Please quote the material exactly, every line of it.
--- START Given records ---
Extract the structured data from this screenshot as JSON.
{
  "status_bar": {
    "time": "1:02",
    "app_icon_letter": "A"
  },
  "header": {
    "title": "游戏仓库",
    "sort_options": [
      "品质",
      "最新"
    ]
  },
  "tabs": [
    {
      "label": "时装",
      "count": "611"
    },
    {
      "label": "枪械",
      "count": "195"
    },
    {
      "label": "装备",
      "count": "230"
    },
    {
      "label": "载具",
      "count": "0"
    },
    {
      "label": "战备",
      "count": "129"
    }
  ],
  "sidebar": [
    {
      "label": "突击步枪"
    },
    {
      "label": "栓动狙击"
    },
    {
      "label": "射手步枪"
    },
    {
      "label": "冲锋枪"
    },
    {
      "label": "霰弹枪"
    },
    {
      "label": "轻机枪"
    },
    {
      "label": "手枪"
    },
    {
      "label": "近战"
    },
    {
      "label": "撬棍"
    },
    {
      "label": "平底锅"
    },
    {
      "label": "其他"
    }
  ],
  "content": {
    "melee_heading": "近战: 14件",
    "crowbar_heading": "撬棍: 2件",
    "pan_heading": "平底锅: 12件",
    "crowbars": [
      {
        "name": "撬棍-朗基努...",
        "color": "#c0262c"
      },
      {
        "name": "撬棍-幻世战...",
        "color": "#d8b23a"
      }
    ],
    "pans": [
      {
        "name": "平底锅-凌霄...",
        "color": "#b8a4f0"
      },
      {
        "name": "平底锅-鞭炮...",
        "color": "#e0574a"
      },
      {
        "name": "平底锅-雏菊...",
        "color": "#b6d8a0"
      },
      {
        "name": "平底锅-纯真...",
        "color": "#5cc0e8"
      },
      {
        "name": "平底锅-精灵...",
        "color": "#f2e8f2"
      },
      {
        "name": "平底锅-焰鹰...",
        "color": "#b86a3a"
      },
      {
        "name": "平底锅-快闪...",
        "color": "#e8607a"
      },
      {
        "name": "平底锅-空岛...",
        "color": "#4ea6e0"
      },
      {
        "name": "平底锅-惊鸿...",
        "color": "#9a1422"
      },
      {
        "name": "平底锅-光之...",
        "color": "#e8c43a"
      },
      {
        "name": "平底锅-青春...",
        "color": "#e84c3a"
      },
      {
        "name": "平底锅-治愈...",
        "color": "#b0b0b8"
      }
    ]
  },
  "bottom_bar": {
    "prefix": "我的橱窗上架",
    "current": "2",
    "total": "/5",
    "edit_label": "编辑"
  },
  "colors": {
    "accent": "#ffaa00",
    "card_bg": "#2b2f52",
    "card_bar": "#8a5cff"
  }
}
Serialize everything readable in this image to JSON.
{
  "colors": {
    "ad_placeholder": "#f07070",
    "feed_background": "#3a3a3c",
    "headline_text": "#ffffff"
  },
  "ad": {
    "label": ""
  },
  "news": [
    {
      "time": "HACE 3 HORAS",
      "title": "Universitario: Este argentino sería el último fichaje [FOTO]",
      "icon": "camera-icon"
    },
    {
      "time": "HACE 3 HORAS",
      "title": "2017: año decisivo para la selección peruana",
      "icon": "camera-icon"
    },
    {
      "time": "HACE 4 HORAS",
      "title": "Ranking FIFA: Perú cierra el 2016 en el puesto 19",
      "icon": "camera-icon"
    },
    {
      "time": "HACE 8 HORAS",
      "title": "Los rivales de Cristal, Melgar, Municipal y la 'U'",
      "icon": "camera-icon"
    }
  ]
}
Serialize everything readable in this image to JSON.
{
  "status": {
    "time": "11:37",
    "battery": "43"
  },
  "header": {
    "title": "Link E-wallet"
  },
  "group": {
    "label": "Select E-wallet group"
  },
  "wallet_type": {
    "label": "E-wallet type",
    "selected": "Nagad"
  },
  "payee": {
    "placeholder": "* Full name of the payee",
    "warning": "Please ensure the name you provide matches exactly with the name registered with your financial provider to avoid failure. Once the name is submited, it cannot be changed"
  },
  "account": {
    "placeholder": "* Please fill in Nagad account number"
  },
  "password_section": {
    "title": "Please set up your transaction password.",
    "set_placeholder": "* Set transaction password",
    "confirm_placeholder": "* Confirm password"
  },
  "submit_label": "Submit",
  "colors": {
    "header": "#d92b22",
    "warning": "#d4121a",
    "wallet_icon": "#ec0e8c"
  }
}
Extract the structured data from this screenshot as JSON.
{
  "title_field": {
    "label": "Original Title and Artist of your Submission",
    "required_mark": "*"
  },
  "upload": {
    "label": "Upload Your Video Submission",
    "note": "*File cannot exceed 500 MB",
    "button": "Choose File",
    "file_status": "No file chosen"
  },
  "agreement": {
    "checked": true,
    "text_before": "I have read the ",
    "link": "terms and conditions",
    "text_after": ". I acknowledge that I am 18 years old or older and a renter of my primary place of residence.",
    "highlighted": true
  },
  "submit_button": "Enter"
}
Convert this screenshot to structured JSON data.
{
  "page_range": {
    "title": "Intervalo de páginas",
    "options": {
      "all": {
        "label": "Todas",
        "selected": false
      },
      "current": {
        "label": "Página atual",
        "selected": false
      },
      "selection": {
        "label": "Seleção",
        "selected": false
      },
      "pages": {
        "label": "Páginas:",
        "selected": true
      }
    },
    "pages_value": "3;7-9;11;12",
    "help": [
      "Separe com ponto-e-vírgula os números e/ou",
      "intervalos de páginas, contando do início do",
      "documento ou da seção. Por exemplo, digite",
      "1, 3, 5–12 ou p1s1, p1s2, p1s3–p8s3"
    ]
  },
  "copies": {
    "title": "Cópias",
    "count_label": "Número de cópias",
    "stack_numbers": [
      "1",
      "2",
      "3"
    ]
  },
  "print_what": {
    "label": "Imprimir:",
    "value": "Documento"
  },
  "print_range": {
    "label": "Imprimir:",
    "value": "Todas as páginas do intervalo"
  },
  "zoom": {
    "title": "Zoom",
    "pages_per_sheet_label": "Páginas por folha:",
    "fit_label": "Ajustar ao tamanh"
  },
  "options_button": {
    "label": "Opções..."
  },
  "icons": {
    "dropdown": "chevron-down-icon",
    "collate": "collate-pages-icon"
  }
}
--- END Given records ---
Right answer —
Extract the structured data from this screenshot as JSON.
{
  "status_bar": {
    "time": "1:02",
    "app_icon_letter": "A"
  },
  "header": {
    "title": "游戏仓库",
    "sort_options": [
      "品质",
      "最新"
    ]
  },
  "tabs": [
    {
      "label": "时装",
      "count": "611"
    },
    {
      "label": "枪械",
      "count": "195"
    },
    {
      "label": "装备",
      "count": "230"
    },
    {
      "label": "载具",
      "count": "0"
    },
    {
      "label": "战备",
      "count": "129"
    }
  ],
  "sidebar": [
    {
      "label": "突击步枪"
    },
    {
      "label": "栓动狙击"
    },
    {
      "label": "射手步枪"
    },
    {
      "label": "冲锋枪"
    },
    {
      "label": "霰弹枪"
    },
    {
      "label": "轻机枪"
    },
    {
      "label": "手枪"
    },
    {
      "label": "近战"
    },
    {
      "label": "撬棍"
    },
    {
      "label": "平底锅"
    },
    {
      "label": "其他"
    }
  ],
  "content": {
    "melee_heading": "近战: 14件",
    "crowbar_heading": "撬棍: 2件",
    "pan_heading": "平底锅: 12件",
    "crowbars": [
      {
        "name": "撬棍-朗基努...",
        "color": "#c0262c"
      },
      {
        "name": "撬棍-幻世战...",
        "color": "#d8b23a"
      }
    ],
    "pans": [
      {
        "name": "平底锅-凌霄...",
        "color": "#b8a4f0"
      },
      {
        "name": "平底锅-鞭炮...",
        "color": "#e0574a"
      },
      {
        "name": "平底锅-雏菊...",
        "color": "#b6d8a0"
      },
      {
        "name": "平底锅-纯真...",
        "color": "#5cc0e8"
      },
      {
        "name": "平底锅-精灵...",
        "color": "#f2e8f2"
      },
      {
        "name": "平底锅-焰鹰...",
        "color": "#b86a3a"
      },
      {
        "name": "平底锅-快闪...",
        "color": "#e8607a"
      },
      {
        "name": "平底锅-空岛...",
        "color": "#4ea6e0"
      },
      {
        "name": "平底锅-惊鸿...",
        "color": "#9a1422"
      },
      {
        "name": "平底锅-光之...",
        "color": "#e8c43a"
      },
      {
        "name": "平底锅-青春...",
        "color": "#e84c3a"
      },
      {
        "name": "平底锅-治愈...",
        "color": "#b0b0b8"
      }
    ]
  },
  "bottom_bar": {
    "prefix": "我的橱窗上架",
    "current": "2",
    "total": "/5",
    "edit_label": "编辑"
  },
  "colors": {
    "accent": "#ffaa00",
    "card_bg": "#2b2f52",
    "card_bar": "#8a5cff"
  }
}
Serialize everything readable in this image to JSON.
{
  "colors": {
    "ad_placeholder": "#f07070",
    "feed_background": "#3a3a3c",
    "headline_text": "#ffffff"
  },
  "ad": {
    "label": ""
  },
  "news": [
    {
      "time": "HACE 3 HORAS",
      "title": "Universitario: Este argentino sería el último fichaje [FOTO]",
      "icon": "camera-icon"
    },
    {
      "time": "HACE 3 HORAS",
      "title": "2017: año decisivo para la selección peruana",
      "icon": "camera-icon"
    },
    {
      "time": "HACE 4 HORAS",
      "title": "Ranking FIFA: Perú cierra el 2016 en el puesto 19",
      "icon": "camera-icon"
    },
    {
      "time": "HACE 8 HORAS",
      "title": "Los rivales de Cristal, Melgar, Municipal y la 'U'",
      "icon": "camera-icon"
    }
  ]
}
Serialize everything readable in this image to JSON.
{
  "status": {
    "time": "11:37",
    "battery": "43"
  },
  "header": {
    "title": "Link E-wallet"
  },
  "group": {
    "label": "Select E-wallet group"
  },
  "wallet_type": {
    "label": "E-wallet type",
    "selected": "Nagad"
  },
  "payee": {
    "placeholder": "* Full name of the payee",
    "warning": "Please ensure the name you provide matches exactly with the name registered with your financial provider to avoid failure. Once the name is submited, it cannot be changed"
  },
  "account": {
    "placeholder": "* Please fill in Nagad account number"
  },
  "password_section": {
    "title": "Please set up your transaction password.",
    "set_placeholder": "* Set transaction password",
    "confirm_placeholder": "* Confirm password"
  },
  "submit_label": "Submit",
  "colors": {
    "header": "#d92b22",
    "warning": "#d4121a",
    "wallet_icon": "#ec0e8c"
  }
}
Extract the structured data from this screenshot as JSON.
{
  "title_field": {
    "label": "Original Title and Artist of your Submission",
    "required_mark": "*"
  },
  "upload": {
    "label": "Upload Your Video Submission",
    "note": "*File cannot exceed 500 MB",
    "button": "Choose File",
    "file_status": "No file chosen"
  },
  "agreement": {
    "checked": true,
    "text_before": "I have read the ",
    "link": "terms and conditions",
    "text_after": ". I acknowledge that I am 18 years old or older and a renter of my primary place of residence.",
    "highlighted": true
  },
  "submit_button": "Enter"
}
Convert this screenshot to structured JSON data.
{
  "page_range": {
    "title": "Intervalo de páginas",
    "options": {
      "all": {
        "label": "Todas",
        "selected": false
      },
      "current": {
        "label": "Página atual",
        "selected": false
      },
      "selection": {
        "label": "Seleção",
        "selected": false
      },
      "pages": {
        "label": "Páginas:",
        "selected": true
      }
    },
    "pages_value": "3;7-9;11;12",
    "help": [
      "Separe com ponto-e-vírgula os números e/ou",
      "intervalos de páginas, contando do início do",
      "documento ou da seção. Por exemplo, digite",
      "1, 3, 5–12 ou p1s1, p1s2, p1s3–p8s3"
    ]
  },
  "copies": {
    "title": "Cópias",
    "count_label": "Número de cópias",
    "stack_numbers": [
      "1",
      "2",
      "3"
    ]
  },
  "print_what": {
    "label": "Imprimir:",
    "value": "Documento"
  },
  "print_range": {
    "label": "Imprimir:",
    "value": "Todas as páginas do intervalo"
  },
  "zoom": {
    "title": "Zoom",
    "pages_per_sheet_label": "Páginas por folha:",
    "fit_label": "Ajustar ao tamanh"
  },
  "options_button": {
    "label": "Opções..."
  },
  "icons": {
    "dropdown": "chevron-down-icon",
    "collate": "collate-pages-icon"
  }
}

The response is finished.